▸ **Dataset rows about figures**

|---|

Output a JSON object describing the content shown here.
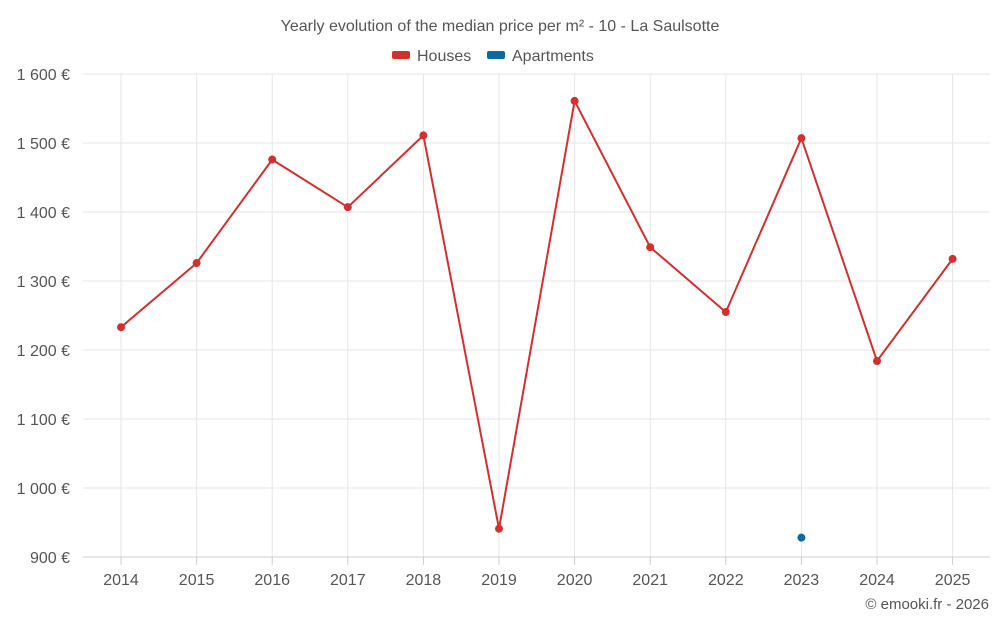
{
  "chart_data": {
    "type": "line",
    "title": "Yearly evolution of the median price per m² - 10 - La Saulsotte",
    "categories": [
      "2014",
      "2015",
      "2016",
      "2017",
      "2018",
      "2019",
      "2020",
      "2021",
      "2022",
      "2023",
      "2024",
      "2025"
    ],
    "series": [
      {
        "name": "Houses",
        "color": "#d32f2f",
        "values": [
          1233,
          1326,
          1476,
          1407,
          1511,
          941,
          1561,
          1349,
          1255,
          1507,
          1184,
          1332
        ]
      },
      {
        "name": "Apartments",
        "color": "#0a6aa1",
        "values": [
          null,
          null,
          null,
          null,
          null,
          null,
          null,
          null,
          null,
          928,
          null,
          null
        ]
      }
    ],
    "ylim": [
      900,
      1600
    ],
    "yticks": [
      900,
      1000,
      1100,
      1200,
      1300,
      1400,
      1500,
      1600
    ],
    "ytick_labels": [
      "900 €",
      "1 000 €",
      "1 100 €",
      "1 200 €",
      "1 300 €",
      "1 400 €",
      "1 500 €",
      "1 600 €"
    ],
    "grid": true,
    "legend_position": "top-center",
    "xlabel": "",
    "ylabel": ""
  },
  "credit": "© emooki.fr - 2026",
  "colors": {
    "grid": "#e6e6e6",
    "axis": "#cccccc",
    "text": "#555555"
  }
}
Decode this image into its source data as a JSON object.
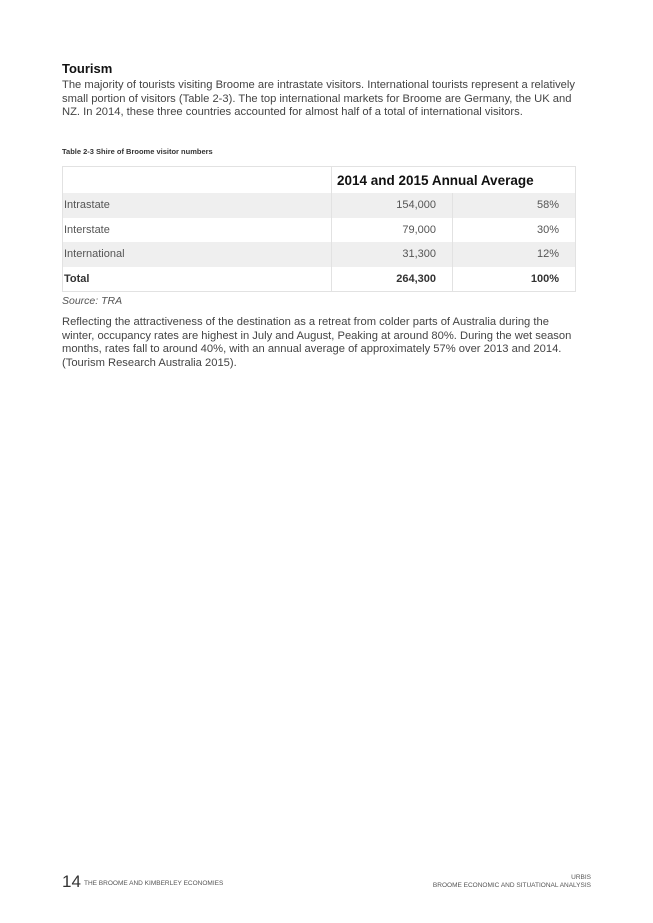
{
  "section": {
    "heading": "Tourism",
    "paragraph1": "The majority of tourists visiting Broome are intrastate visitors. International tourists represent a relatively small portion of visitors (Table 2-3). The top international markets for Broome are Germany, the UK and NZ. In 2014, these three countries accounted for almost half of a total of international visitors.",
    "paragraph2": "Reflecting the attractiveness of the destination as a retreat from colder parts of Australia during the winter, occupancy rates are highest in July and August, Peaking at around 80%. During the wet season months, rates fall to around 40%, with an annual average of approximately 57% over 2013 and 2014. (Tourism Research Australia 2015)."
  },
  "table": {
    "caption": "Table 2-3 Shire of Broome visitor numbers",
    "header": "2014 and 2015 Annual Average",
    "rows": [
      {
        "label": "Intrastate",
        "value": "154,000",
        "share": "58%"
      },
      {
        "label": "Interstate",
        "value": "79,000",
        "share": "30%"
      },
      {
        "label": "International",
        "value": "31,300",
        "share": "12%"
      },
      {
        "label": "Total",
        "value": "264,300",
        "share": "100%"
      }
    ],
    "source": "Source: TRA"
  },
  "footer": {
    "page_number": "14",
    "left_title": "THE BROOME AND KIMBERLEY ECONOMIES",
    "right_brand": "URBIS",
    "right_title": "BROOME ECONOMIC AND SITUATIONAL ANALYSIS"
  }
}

|---|

▸ **What you are asked to do**
Quote every line of the records above exactly; no picture is to be copied.

▸ **Exercise output**
Output a JSON object describing the content shown here.
{
  "chart_data": {
    "type": "line",
    "title": "Yearly evolution of the median price per m² - 10 - La Saulsotte",
    "categories": [
      "2014",
      "2015",
      "2016",
      "2017",
      "2018",
      "2019",
      "2020",
      "2021",
      "2022",
      "2023",
      "2024",
      "2025"
    ],
    "series": [
      {
        "name": "Houses",
        "color": "#d32f2f",
        "values": [
          1233,
          1326,
          1476,
          1407,
          1511,
          941,
          1561,
          1349,
          1255,
          1507,
          1184,
          1332
        ]
      },
      {
        "name": "Apartments",
        "color": "#0a6aa1",
        "values": [
          null,
          null,
          null,
          null,
          null,
          null,
          null,
          null,
          null,
          928,
          null,
          null
        ]
      }
    ],
    "ylim": [
      900,
      1600
    ],
    "yticks": [
      900,
      1000,
      1100,
      1200,
      1300,
      1400,
      1500,
      1600
    ],
    "ytick_labels": [
      "900 €",
      "1 000 €",
      "1 100 €",
      "1 200 €",
      "1 300 €",
      "1 400 €",
      "1 500 €",
      "1 600 €"
    ],
    "grid": true,
    "legend_position": "top-center",
    "xlabel": "",
    "ylabel": ""
  },
  "credit": "© emooki.fr - 2026",
  "colors": {
    "grid": "#e6e6e6",
    "axis": "#cccccc",
    "text": "#555555"
  }
}
Decode this image into its source data as a JSON object.
{
  "section": {
    "heading": "Tourism",
    "paragraph1": "The majority of tourists visiting Broome are intrastate visitors. International tourists represent a relatively small portion of visitors (Table 2-3). The top international markets for Broome are Germany, the UK and NZ. In 2014, these three countries accounted for almost half of a total of international visitors.",
    "paragraph2": "Reflecting the attractiveness of the destination as a retreat from colder parts of Australia during the winter, occupancy rates are highest in July and August, Peaking at around 80%. During the wet season months, rates fall to around 40%, with an annual average of approximately 57% over 2013 and 2014. (Tourism Research Australia 2015)."
  },
  "table": {
    "caption": "Table 2-3 Shire of Broome visitor numbers",
    "header": "2014 and 2015 Annual Average",
    "rows": [
      {
        "label": "Intrastate",
        "value": "154,000",
        "share": "58%"
      },
      {
        "label": "Interstate",
        "value": "79,000",
        "share": "30%"
      },
      {
        "label": "International",
        "value": "31,300",
        "share": "12%"
      },
      {
        "label": "Total",
        "value": "264,300",
        "share": "100%"
      }
    ],
    "source": "Source: TRA"
  },
  "footer": {
    "page_number": "14",
    "left_title": "THE BROOME AND KIMBERLEY ECONOMIES",
    "right_brand": "URBIS",
    "right_title": "BROOME ECONOMIC AND SITUATIONAL ANALYSIS"
  }
}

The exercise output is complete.